Material for the task
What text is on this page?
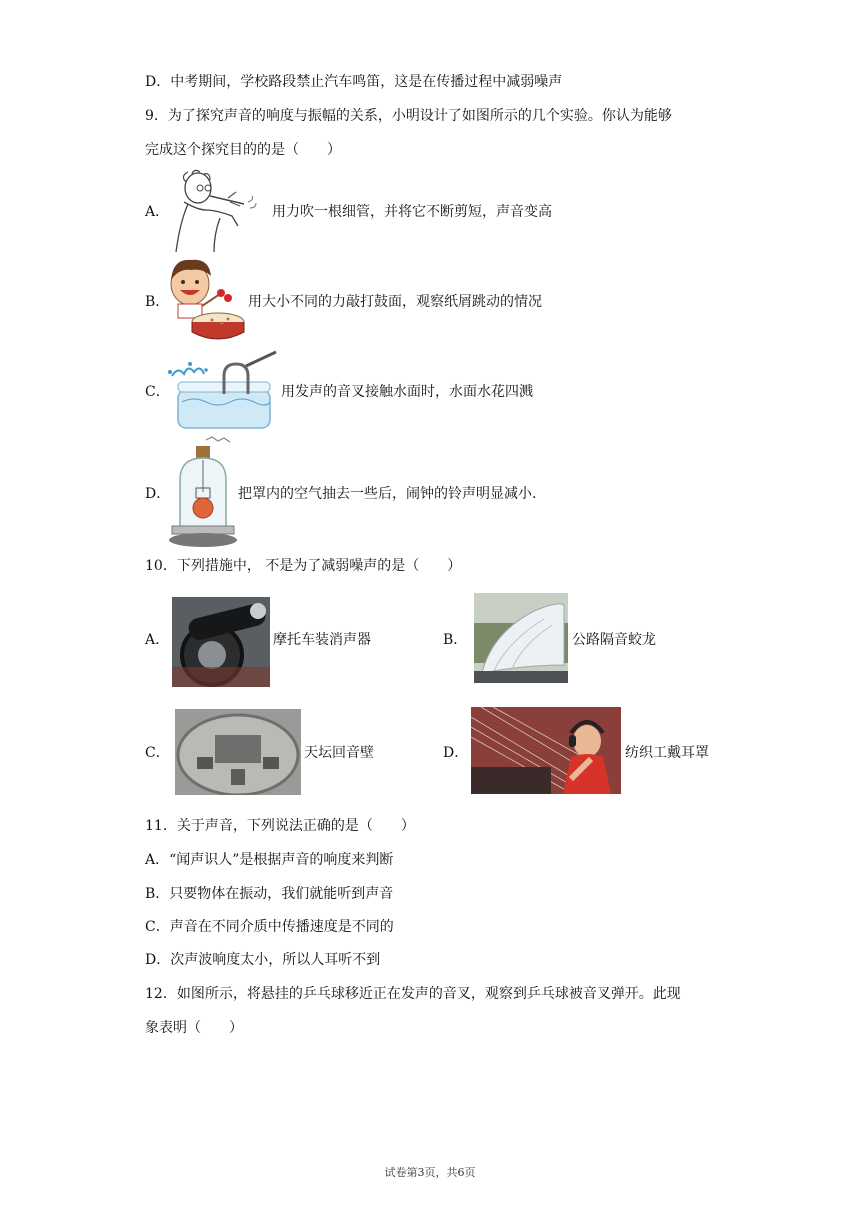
D．中考期间，学校路段禁止汽车鸣笛，这是在传播过程中减弱噪声
9．为了探究声音的响度与振幅的关系，小明设计了如图所示的几个实验。你认为能够
完成这个探究目的的是（　　）
A．	用力吹一根细管，并将它不断剪短，声音变高
B．	用大小不同的力敲打鼓面，观察纸屑跳动的情况
C．	用发声的音叉接触水面时，水面水花四溅
D．	把罩内的空气抽去一些后，闹钟的铃声明显减小.
10．下列措施中， 不是为了减弱噪声的是（　　）
A．	摩托车装消声器	B．	公路隔音蛟龙
C．	天坛回音壁	D．	纺织工戴耳罩
11．关于声音，下列说法正确的是（　　）
A．“闻声识人”是根据声音的响度来判断
B．只要物体在振动，我们就能听到声音
C．声音在不同介质中传播速度是不同的
D．次声波响度太小，所以人耳听不到
12．如图所示，将悬挂的乒乓球移近正在发声的音叉，观察到乒乓球被音叉弹开。此现
象表明（　　）
试卷第3页，共6页
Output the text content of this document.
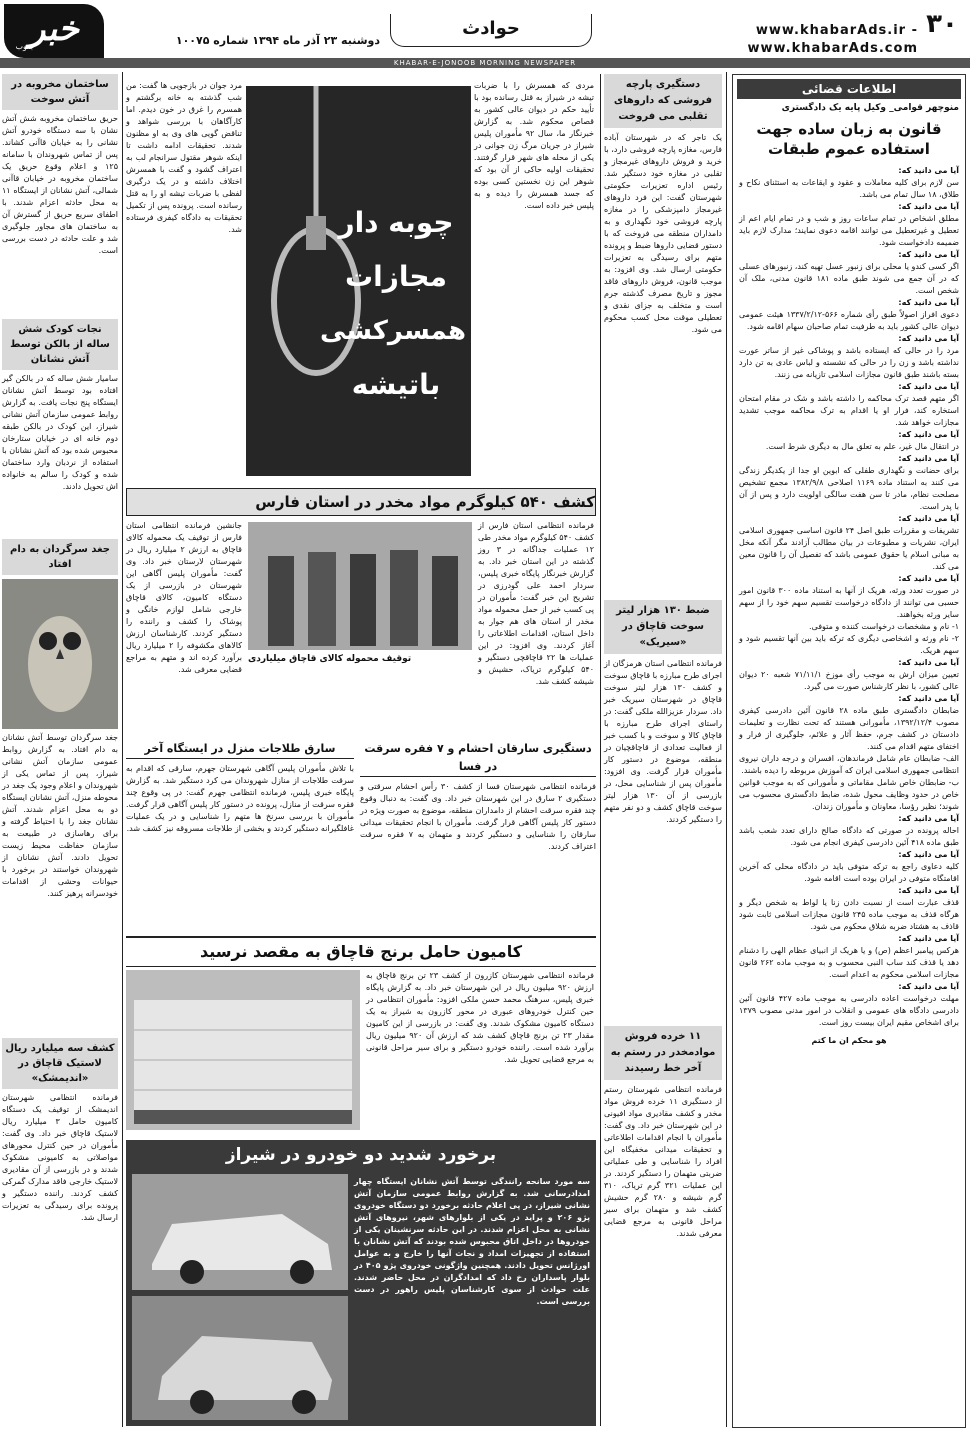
۳۰
www.khabarAds.ir - www.khabarAds.com
حوادث
دوشنبه ۲۳ آذر ماه ۱۳۹۴ شماره ۱۰۰۷۵
خبر
جنوب
KHABAR-E-JONOOB MORNING NEWSPAPER
اطلاعات قضائی
منوچهر قوامی_ وکیل پایه یک دادگستری
قانون به زبان ساده جهت استفاده عموم طبقات
آیا می دانید که:

سن لازم برای کلیه معاملات و عقود و ایقاعات به استثنای نکاح و طلاق، ۱۸ سال تمام می باشد.

آیا می دانید که:

مطلق اشخاص در تمام ساعات روز و شب و در تمام ایام اعم از تعطیل و غیرتعطیل می توانند اقامه دعوی نمایند؛ مدارک لازم باید ضمیمه دادخواست شود.

آیا می دانید که:

اگر کسی کندو یا محلی برای زنبور عسل تهیه کند، زنبورهای عسلی که در آن جمع می شوند طبق ماده ۱۸۱ قانون مدنی، ملک آن شخص است.

آیا می دانید که:

دعوی افراز اصولاً طبق رأی شماره ۵۶۶-۱۳۳۷/۲/۱۲ هیئت عمومی دیوان عالی کشور باید به طرفیت تمام صاحبان سهام اقامه شود.

آیا می دانید که:

مرد را در حالی که ایستاده باشد و پوشاکی غیر از ساتر عورت نداشته باشد و زن را در حالی که نشسته و لباس عادی به تن دارد بسته باشند طبق قانون مجازات اسلامی تازیانه می زنند.

آیا می دانید که:

اگر متهم قصد ترک محاکمه را داشته باشد و شک در مقام امتحان استخاره کند، فرار او یا اقدام به ترک محاکمه موجب تشدید مجازات خواهد شد.

آیا می دانید که:

در انتقال مال غیر، علم به تعلق مال به دیگری شرط است.

آیا می دانید که:

برای حضانت و نگهداری طفلی که ابوین او جدا از یکدیگر زندگی می کنند به استناد ماده ۱۱۶۹ اصلاحی ۱۳۸۲/۹/۸ مجمع تشخیص مصلحت نظام، مادر تا سن هفت سالگی اولویت دارد و پس از آن با پدر است.

آیا می دانید که:

تشریفات و مقررات طبق اصل ۲۴ قانون اساسی جمهوری اسلامی ایران، نشریات و مطبوعات در بیان مطالب آزادند مگر آنکه مخل به مبانی اسلام یا حقوق عمومی باشد که تفصیل آن را قانون معین می کند.

آیا می دانید که:

در صورت تعدد ورثه، هریک از آنها به استناد ماده ۳۰۰ قانون امور حسبی می توانند از دادگاه درخواست تقسیم سهم خود را از سهم سایر ورثه بخواهند.

۱- نام و مشخصات درخواست کننده و متوفی.

۲- نام ورثه و اشخاصی دیگری که ترکه باید بین آنها تقسیم شود و سهم هریک.

آیا می دانید که:

تعیین میزان ارش به موجب رأی موزخ ۷۱/۱۱/۱ شعبه ۲۰ دیوان عالی کشور، با نظر کارشناس صورت می گیرد.

آیا می دانید که:

ضابطان دادگستری طبق ماده ۲۸ قانون آئین دادرسی کیفری مصوب ۱۳۹۲/۱۲/۴، مأمورانی هستند که تحت نظارت و تعلیمات دادستان در کشف جرم، حفظ آثار و علائم، جلوگیری از فرار و اختفای متهم اقدام می کنند.

الف- ضابطان عام شامل فرماندهان، افسران و درجه داران نیروی انتظامی جمهوری اسلامی ایران که آموزش مربوطه را دیده باشند.

ب- ضابطان خاص شامل مقاماتی و مأمورانی که به موجب قوانین خاص در حدود وظایف محول شده، ضابط دادگستری محسوب می شوند؛ نظیر رؤسا، معاونان و مأموران زندان.

آیا می دانید که:

احاله پرونده در صورتی که دادگاه صالح دارای تعدد شعب باشد طبق ماده ۴۱۸ آئین دادرسی کیفری انجام می شود.

آیا می دانید که:

کلیه دعاوی راجع به ترکه متوفی باید در دادگاه محلی که آخرین اقامتگاه متوفی در ایران بوده است اقامه شود.

آیا می دانید که:

قذف عبارت است از نسبت دادن زنا یا لواط به شخص دیگر و هرگاه قذف به موجب ماده ۲۴۵ قانون مجازات اسلامی ثابت شود قاذف به هشتاد ضربه شلاق محکوم می شود.

آیا می دانید که:

هرکس پیامبر اعظم (ص) و یا هریک از انبیای عظام الهی را دشنام دهد یا قذف کند ساب النبی محسوب و به موجب ماده ۲۶۲ قانون مجازات اسلامی محکوم به اعدام است.

آیا می دانید که:

مهلت درخواست اعاده دادرسی به موجب ماده ۴۲۷ قانون آئین دادرسی دادگاه های عمومی و انقلاب در امور مدنی مصوب ۱۳۷۹ برای اشخاص مقیم ایران بیست روز است.

هو محکم ان ما کتم

دستگیری پارچه فروشی که داروهای تقلبی می فروخت

یک تاجر که در شهرستان آباده فارس، مغازه پارچه فروشی دارد، با خرید و فروش داروهای غیرمجاز و تقلبی در مغازه خود دستگیر شد. رئیس اداره تعزیرات حکومتی شهرستان گفت: این فرد داروهای غیرمجاز دامپزشکی را در مغازه پارچه فروشی خود نگهداری و به دامداران منطقه می فروخت که با دستور قضایی داروها ضبط و پرونده متهم برای رسیدگی به تعزیرات حکومتی ارسال شد. وی افزود: به موجب قانون، فروش داروهای فاقد مجوز و تاریخ مصرف گذشته جرم است و متخلف به جزای نقدی و تعطیلی موقت محل کسب محکوم می شود.

ضبط ۱۳۰ هزار لیتر سوخت قاچاق در «سیریک»

فرمانده انتظامی استان هرمزگان از اجرای طرح مبارزه با قاچاق سوخت و کشف ۱۳۰ هزار لیتر سوخت قاچاق در شهرستان سیریک خبر داد. سردار عزیزالله ملکی گفت: در راستای اجرای طرح مبارزه با قاچاق کالا و سوخت و با کسب خبر از فعالیت تعدادی از قاچاقچیان در منطقه، موضوع در دستور کار مأموران قرار گرفت. وی افزود: مأموران پس از شناسایی محل، در بازرسی از آن ۱۳۰ هزار لیتر سوخت قاچاق کشف و دو نفر متهم را دستگیر کردند.

۱۱ خرده فروش موادمخدر در رستم به آخر خط رسیدند

فرمانده انتظامی شهرستان رستم از دستگیری ۱۱ خرده فروش مواد مخدر و کشف مقادیری مواد افیونی در این شهرستان خبر داد. وی گفت: مأموران با انجام اقدامات اطلاعاتی و تحقیقات میدانی مخفیگاه این افراد را شناسایی و طی عملیاتی ضربتی متهمان را دستگیر کردند. در این عملیات ۳۲۱ گرم تریاک، ۳۱۰ گرم شیشه و ۲۸۰ گرم حشیش کشف شد و متهمان برای سیر مراحل قانونی به مرجع قضایی معرفی شدند.

چوبه دار
مجازات
همسرکشی
باتیشه

مردی که همسرش را با ضربات تیشه در شیراز به قتل رسانده بود با تأیید حکم در دیوان عالی کشور به قصاص محکوم شد. به گزارش خبرنگار ما، سال ۹۲ مأموران پلیس شیراز در جریان مرگ زن جوانی در یکی از محله های شهر قرار گرفتند. تحقیقات اولیه حاکی از آن بود که شوهر این زن نخستین کسی بوده که جسد همسرش را دیده و به پلیس خبر داده است.

مرد جوان در بازجویی ها گفت: من شب گذشته به خانه برگشتم و همسرم را غرق در خون دیدم. اما کارآگاهان با بررسی شواهد و تناقض گویی های وی به او مظنون شدند. تحقیقات ادامه داشت تا اینکه شوهر مقتول سرانجام لب به اعتراف گشود و گفت با همسرش اختلاف داشته و در یک درگیری لفظی با ضربات تیشه او را به قتل رسانده است. پرونده پس از تکمیل تحقیقات به دادگاه کیفری فرستاده شد.

ساختمان مخروبه در آتش سوخت

حریق ساختمان مخروبه شش آتش نشان با سه دستگاه خودرو آتش نشانی را به خیابان قاآنی کشاند. پس از تماس شهروندان با سامانه ۱۲۵ و اعلام وقوع حریق یک ساختمان مخروبه در خیابان قاآنی شمالی، آتش نشانان از ایستگاه ۱۱ به محل حادثه اعزام شدند. با اطفای سریع حریق از گسترش آن به ساختمان های مجاور جلوگیری شد و علت حادثه در دست بررسی است.

نجات کودک شش ساله از بالکن توسط آتش نشانان

سامیار شش ساله که در بالکن گیر افتاده بود توسط آتش نشانان ایستگاه پنج نجات یافت. به گزارش روابط عمومی سازمان آتش نشانی شیراز، این کودک در بالکن طبقه دوم خانه ای در خیابان ستارخان محبوس شده بود که آتش نشانان با استفاده از نردبان وارد ساختمان شده و کودک را سالم به خانواده اش تحویل دادند.

جغد سرگردان به دام افتاد

جغد سرگردان توسط آتش نشانان به دام افتاد. به گزارش روابط عمومی سازمان آتش نشانی شیراز، پس از تماس یکی از شهروندان و اعلام وجود یک جغد در محوطه منزل، آتش نشانان ایستگاه دو به محل اعزام شدند. آتش نشانان جغد را با احتیاط گرفته و برای رهاسازی در طبیعت به سازمان حفاظت محیط زیست تحویل دادند. آتش نشانان از شهروندان خواستند در برخورد با حیوانات وحشی از اقدامات خودسرانه پرهیز کنند.

کشف سه میلیارد ریال لاستیک قاچاق در «اندیمشک»

فرمانده انتظامی شهرستان اندیمشک از توقیف یک دستگاه کامیون حامل ۳ میلیارد ریال لاستیک قاچاق خبر داد. وی گفت: مأموران در حین کنترل محورهای مواصلاتی به کامیونی مشکوک شدند و در بازرسی از آن مقادیری لاستیک خارجی فاقد مدارک گمرکی کشف کردند. راننده دستگیر و پرونده برای رسیدگی به تعزیرات ارسال شد.

کشف ۵۴۰ کیلوگرم مواد مخدر در استان فارس

فرمانده انتظامی استان فارس از کشف ۵۴۰ کیلوگرم مواد مخدر طی ۱۲ عملیات جداگانه در ۳ روز گذشته در این استان خبر داد. به گزارش خبرنگار پایگاه خبری پلیس، سردار احمد علی گودرزی در تشریح این خبر گفت: مأموران در پی کسب خبر از حمل محموله مواد مخدر از استان های هم جوار به داخل استان، اقدامات اطلاعاتی را آغاز کردند. وی افزود: در این عملیات ها ۲۲ قاچاقچی دستگیر و ۵۴۰ کیلوگرم تریاک، حشیش و شیشه کشف شد.

توقیف محموله کالای قاچاق میلیاردی

جانشین فرمانده انتظامی استان فارس از توقیف یک محموله کالای قاچاق به ارزش ۲ میلیارد ریال در شهرستان لارستان خبر داد. وی گفت: مأموران پلیس آگاهی این شهرستان در بازرسی از یک دستگاه کامیون، کالای قاچاق خارجی شامل لوازم خانگی و پوشاک را کشف و راننده را دستگیر کردند. کارشناسان ارزش کالاهای مکشوفه را ۲ میلیارد ریال برآورد کرده اند و متهم به مراجع قضایی معرفی شد.

دستگیری سارقان احشام و ۷ فقره سرقت در فسا

فرمانده انتظامی شهرستان فسا از کشف ۳۰ رأس احشام سرقتی و دستگیری ۲ سارق در این شهرستان خبر داد. وی گفت: به دنبال وقوع چند فقره سرقت احشام از دامداران منطقه، موضوع به صورت ویژه در دستور کار پلیس آگاهی قرار گرفت. مأموران با انجام تحقیقات میدانی سارقان را شناسایی و دستگیر کردند و متهمان به ۷ فقره سرقت اعتراف کردند.

سارق طلاجات منزل در ایستگاه آخر

با تلاش مأموران پلیس آگاهی شهرستان جهرم، سارقی که اقدام به سرقت طلاجات از منازل شهروندان می کرد دستگیر شد. به گزارش پایگاه خبری پلیس، فرمانده انتظامی جهرم گفت: در پی وقوع چند فقره سرقت از منازل، پرونده در دستور کار پلیس آگاهی قرار گرفت. مأموران با بررسی سرنخ ها متهم را شناسایی و در یک عملیات غافلگیرانه دستگیر کردند و بخشی از طلاجات مسروقه نیز کشف شد.

کامیون حامل برنج قاچاق به مقصد نرسید

فرمانده انتظامی شهرستان کازرون از کشف ۲۳ تن برنج قاچاق به ارزش ۹۲۰ میلیون ریال در این شهرستان خبر داد. به گزارش پایگاه خبری پلیس، سرهنگ محمد حسن ملکی افزود: مأموران انتظامی در حین کنترل خودروهای عبوری در محور کازرون به شیراز به یک دستگاه کامیون مشکوک شدند. وی گفت: در بازرسی از این کامیون مقدار ۲۳ تن برنج قاچاق کشف شد که ارزش آن ۹۲۰ میلیون ریال برآورد شده است. راننده خودرو دستگیر و برای سیر مراحل قانونی به مرجع قضایی تحویل شد.

برخورد شدید دو خودرو در شیراز

سه مورد سانحه رانندگی توسط آتش نشانان ایستگاه چهار امدادرسانی شد. به گزارش روابط عمومی سازمان آتش نشانی شیراز، در پی اعلام حادثه برخورد دو دستگاه خودروی پژو ۲۰۶ و پراید در یکی از بلوارهای شهر، نیروهای آتش نشانی به محل اعزام شدند. در این حادثه سرنشینان یکی از خودروها در داخل اتاق محبوس شده بودند که آتش نشانان با استفاده از تجهیزات امداد و نجات آنها را خارج و به عوامل اورژانس تحویل دادند. همچنین واژگونی خودروی پژو ۴۰۵ در بلوار پاسداران رخ داد که امدادگران در محل حاضر شدند. علت حوادث از سوی کارشناسان پلیس راهور در دست بررسی است.
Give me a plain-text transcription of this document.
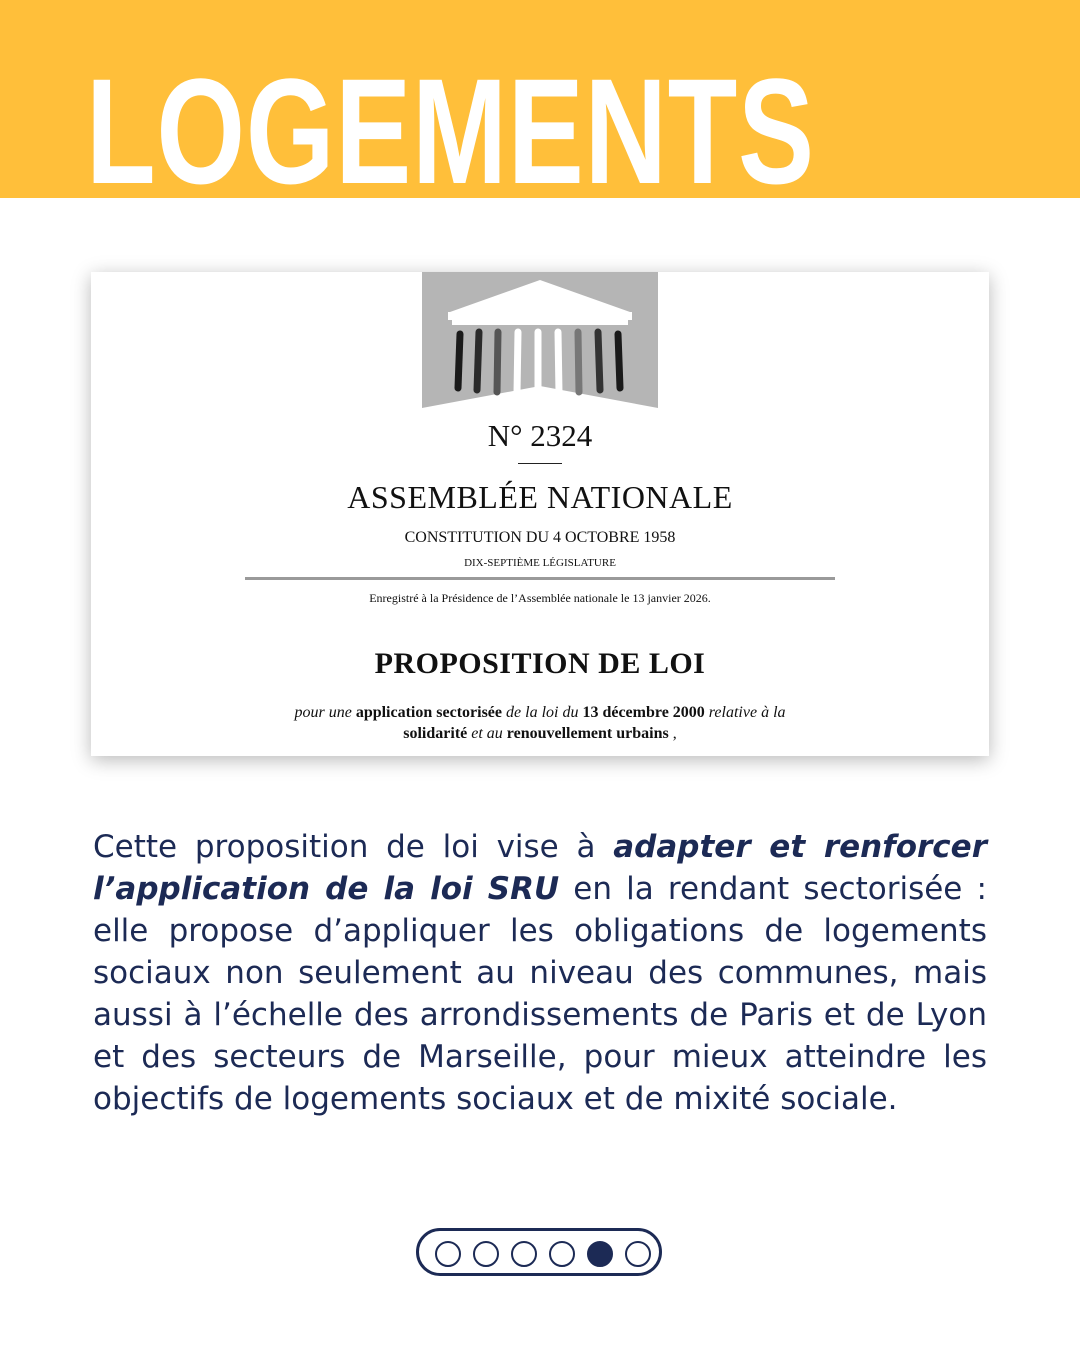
LOGEMENTS
N° 2324
ASSEMBLÉE NATIONALE
CONSTITUTION DU 4 OCTOBRE 1958
DIX-SEPTIÈME LÉGISLATURE
Enregistré à la Présidence de l’Assemblée nationale le 13 janvier 2026.
PROPOSITION DE LOI
pour une application sectorisée de la loi du 13 décembre 2000 relative à la
solidarité et au renouvellement urbains ,

Cette proposition de loi vise à adapter et renforcer l’application de la loi SRU en la rendant sectorisée : elle propose d’appliquer les obligations de logements sociaux non seulement au niveau des communes, mais aussi à l’échelle des arrondissements de Paris et de Lyon et des secteurs de Marseille, pour mieux atteindre les objectifs de logements sociaux et de mixité sociale.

Stated goal
Using the records above, copy each line that contains "فروشی".

Task response
دستگیری پارچه فروشی که داروهای تقلبی می فروخت
یک تاجر که در شهرستان آباده فارس، مغازه پارچه فروشی دارد، با خرید و فروش داروهای غیرمجاز و تقلبی در مغازه خود دستگیر شد. رئیس اداره تعزیرات حکومتی شهرستان گفت: این فرد داروهای غیرمجاز دامپزشکی را در مغازه پارچه فروشی خود نگهداری و به دامداران منطقه می فروخت که با دستور قضایی داروها ضبط و پرونده متهم برای رسیدگی به تعزیرات حکومتی ارسال شد. وی افزود: به موجب قانون، فروش داروهای فاقد مجوز و تاریخ مصرف گذشته جرم است و متخلف به جزای نقدی و تعطیلی موقت محل کسب محکوم می شود.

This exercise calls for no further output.